• **SUPPLIED RECORDS**:
────────────────

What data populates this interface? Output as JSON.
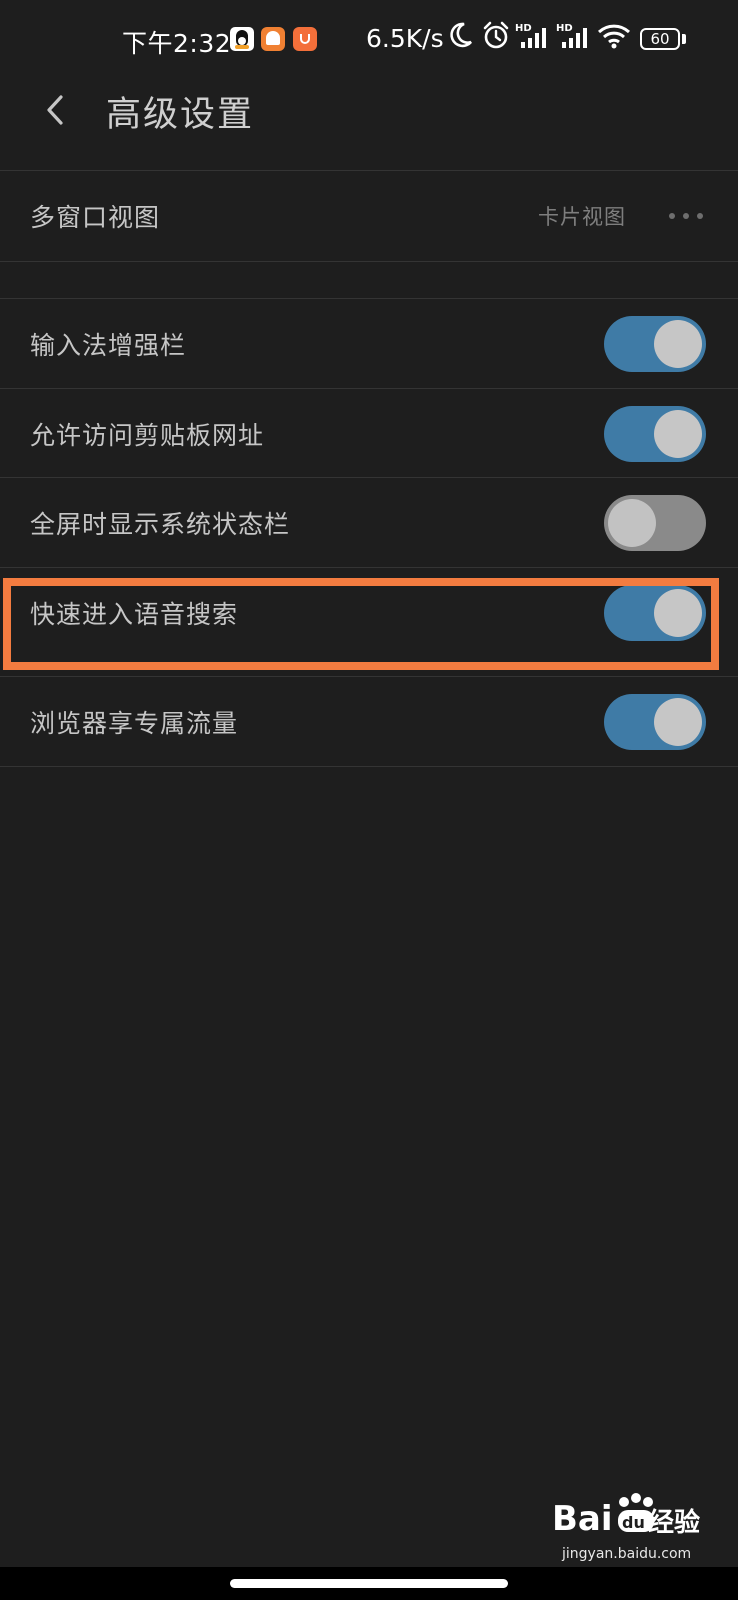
{
  "status_bar": {
    "time": "下午2:32",
    "network_speed": "6.5K/s",
    "signal_tag_1": "HD",
    "signal_tag_2": "HD",
    "battery": "60",
    "icons": [
      "qq-icon",
      "home-app-icon",
      "taobao-icon",
      "moon-icon",
      "alarm-icon",
      "signal-icon",
      "signal-icon",
      "wifi-icon",
      "battery-icon"
    ]
  },
  "header": {
    "back_icon": "chevron-left-icon",
    "title": "高级设置"
  },
  "settings": {
    "multi_window": {
      "label": "多窗口视图",
      "value": "卡片视图",
      "icon": "more-dots-icon"
    },
    "toggles": [
      {
        "label": "输入法增强栏",
        "on": true
      },
      {
        "label": "允许访问剪贴板网址",
        "on": true
      },
      {
        "label": "全屏时显示系统状态栏",
        "on": false
      },
      {
        "label": "快速进入语音搜索",
        "on": true,
        "highlighted": true
      },
      {
        "label": "浏览器享专属流量",
        "on": true
      }
    ]
  },
  "watermark": {
    "brand": "Baidu",
    "text": "经验",
    "url": "jingyan.baidu.com"
  },
  "colors": {
    "background": "#1e1e1e",
    "toggle_on": "#3f7ba6",
    "toggle_off": "#8a8a8a",
    "highlight": "#f37c40"
  }
}
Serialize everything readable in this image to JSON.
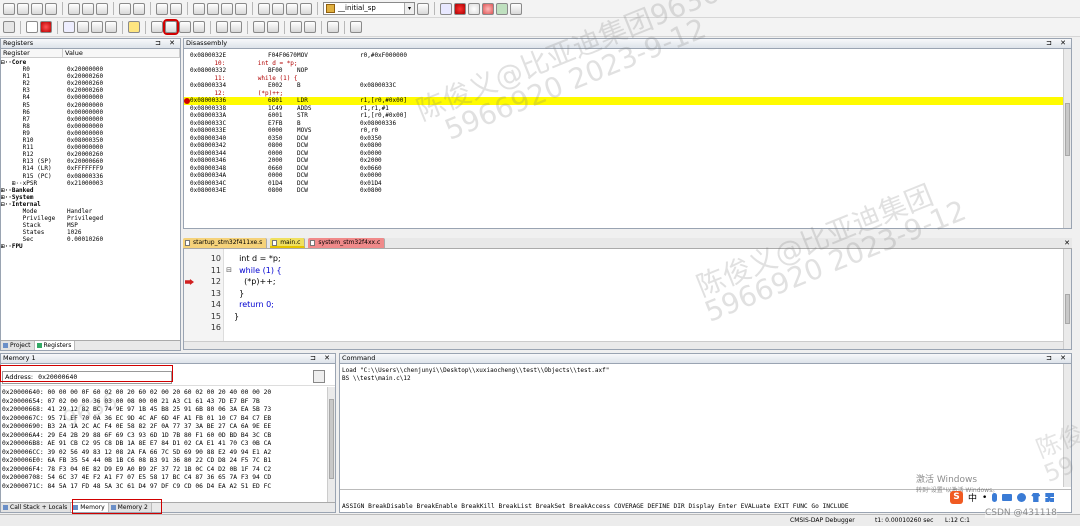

────────────────

• **WRITTEN EXERCISE**: Reply with nothing but the number of lines in the data above that contain "JSON".

• **FINAL RESULT**: 2